§ Provided records
+++++

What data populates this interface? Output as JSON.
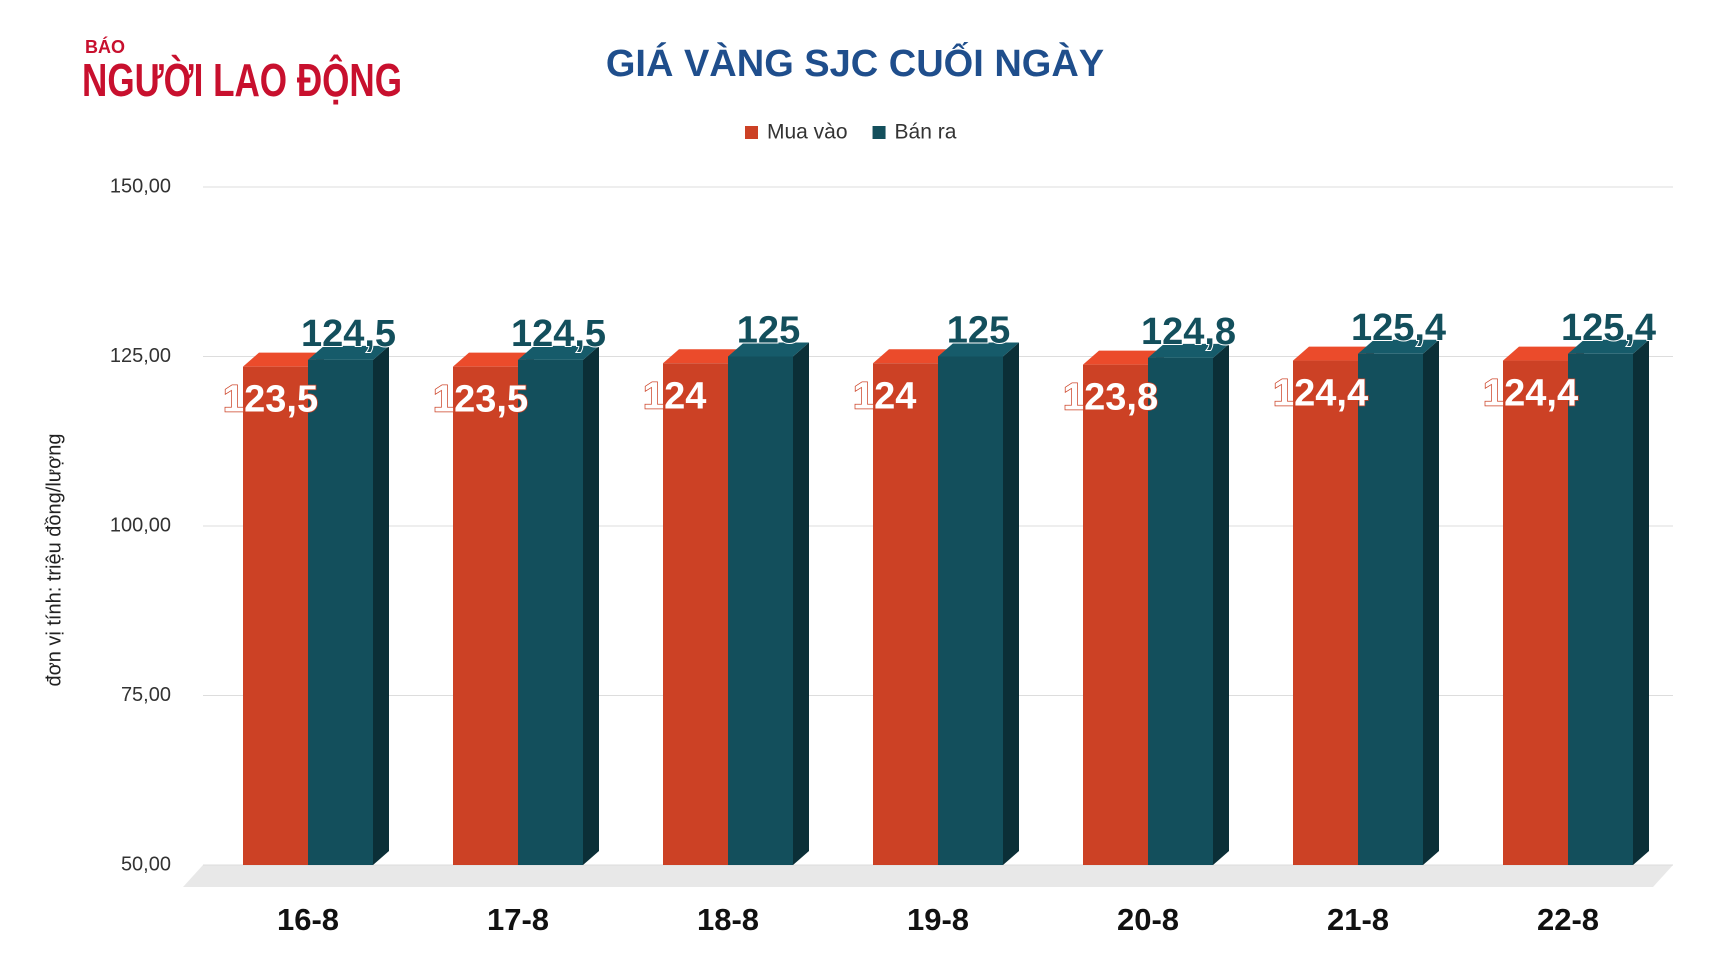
{
  "logo": {
    "small": "BÁO",
    "name": "NGƯỜI LAO ĐỘNG"
  },
  "chart_data": {
    "type": "bar3d",
    "title": "GIÁ VÀNG SJC CUỐI NGÀY",
    "y_label": "đơn vị tính: triệu đồng/lượng",
    "categories": [
      "16-8",
      "17-8",
      "18-8",
      "19-8",
      "20-8",
      "21-8",
      "22-8"
    ],
    "series": [
      {
        "name": "Mua vào",
        "color": "#cc4125",
        "values": [
          123.5,
          123.5,
          124,
          124,
          123.8,
          124.4,
          124.4
        ],
        "value_labels": [
          "123,5",
          "123,5",
          "124",
          "124",
          "123,8",
          "124,4",
          "124,4"
        ]
      },
      {
        "name": "Bán ra",
        "color": "#134f5c",
        "values": [
          124.5,
          124.5,
          125,
          125,
          124.8,
          125.4,
          125.4
        ],
        "value_labels": [
          "124,5",
          "124,5",
          "125",
          "125",
          "124,8",
          "125,4",
          "125,4"
        ]
      }
    ],
    "ylim": [
      50,
      150
    ],
    "yticks": [
      {
        "value": 50,
        "label": "50,00"
      },
      {
        "value": 75,
        "label": "75,00"
      },
      {
        "value": 100,
        "label": "100,00"
      },
      {
        "value": 125,
        "label": "125,00"
      },
      {
        "value": 150,
        "label": "150,00"
      }
    ],
    "grid": true,
    "legend": "top"
  }
}
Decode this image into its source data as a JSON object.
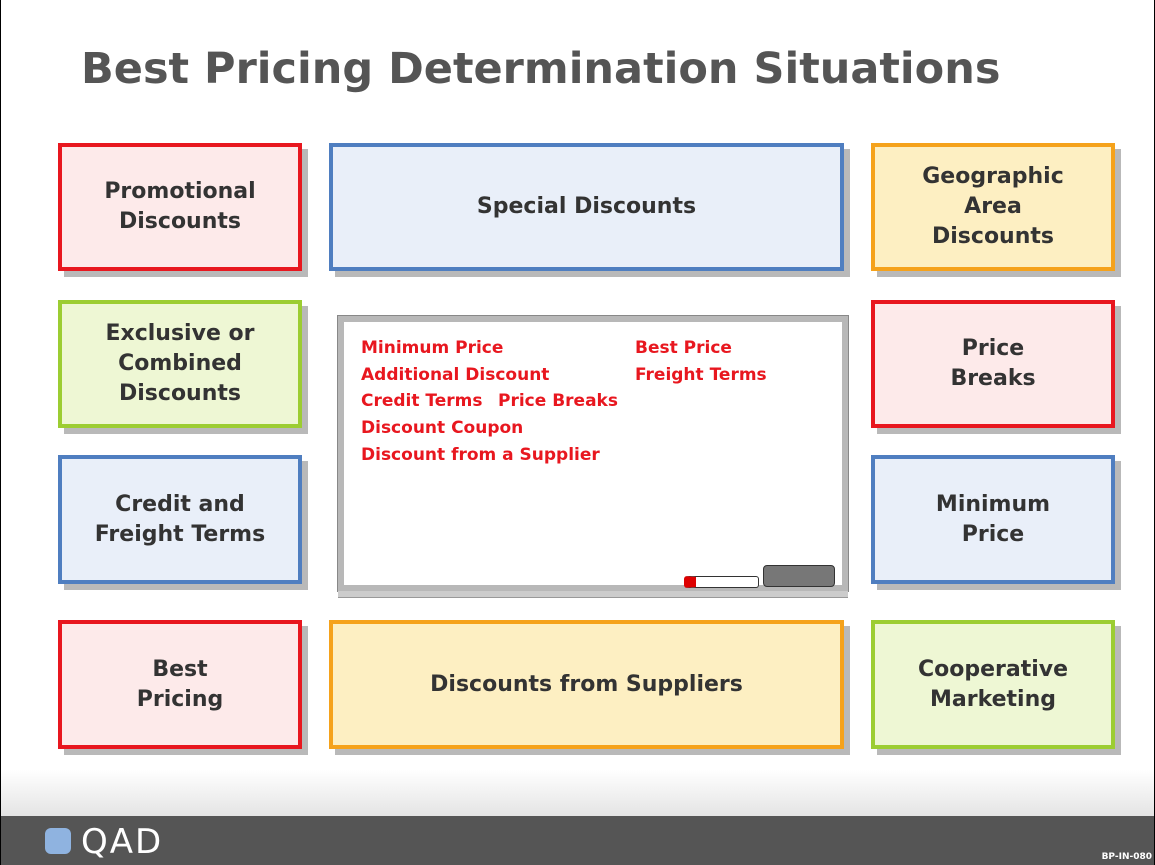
{
  "header": {
    "title": "Best Pricing Determination Situations"
  },
  "boxes": [
    {
      "lines": [
        "Promotional",
        "Discounts"
      ]
    },
    {
      "lines": [
        "Special Discounts"
      ]
    },
    {
      "lines": [
        "Geographic",
        "Area",
        "Discounts"
      ]
    },
    {
      "lines": [
        "Exclusive or",
        "Combined",
        "Discounts"
      ]
    },
    {
      "lines": [
        "Price",
        "Breaks"
      ]
    },
    {
      "lines": [
        "Credit and",
        "Freight Terms"
      ]
    },
    {
      "lines": [
        "Minimum",
        "Price"
      ]
    },
    {
      "lines": [
        "Best",
        "Pricing"
      ]
    },
    {
      "lines": [
        "Discounts from Suppliers"
      ]
    },
    {
      "lines": [
        "Cooperative",
        "Marketing"
      ]
    }
  ],
  "whiteboard": {
    "items": [
      "Minimum Price",
      "Best Price",
      "Additional Discount",
      "Freight Terms",
      "Credit Terms",
      "Price Breaks",
      "Discount Coupon",
      "Discount from a Supplier"
    ]
  },
  "footer": {
    "logo": "QAD",
    "code": "BP-IN-080"
  }
}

+++++

§ Set task
All lines in the data that contain the word "this" should be copied.

§ Output below
What data populates this interface? Output as JSON.
Decode this image into its source data as a JSON object.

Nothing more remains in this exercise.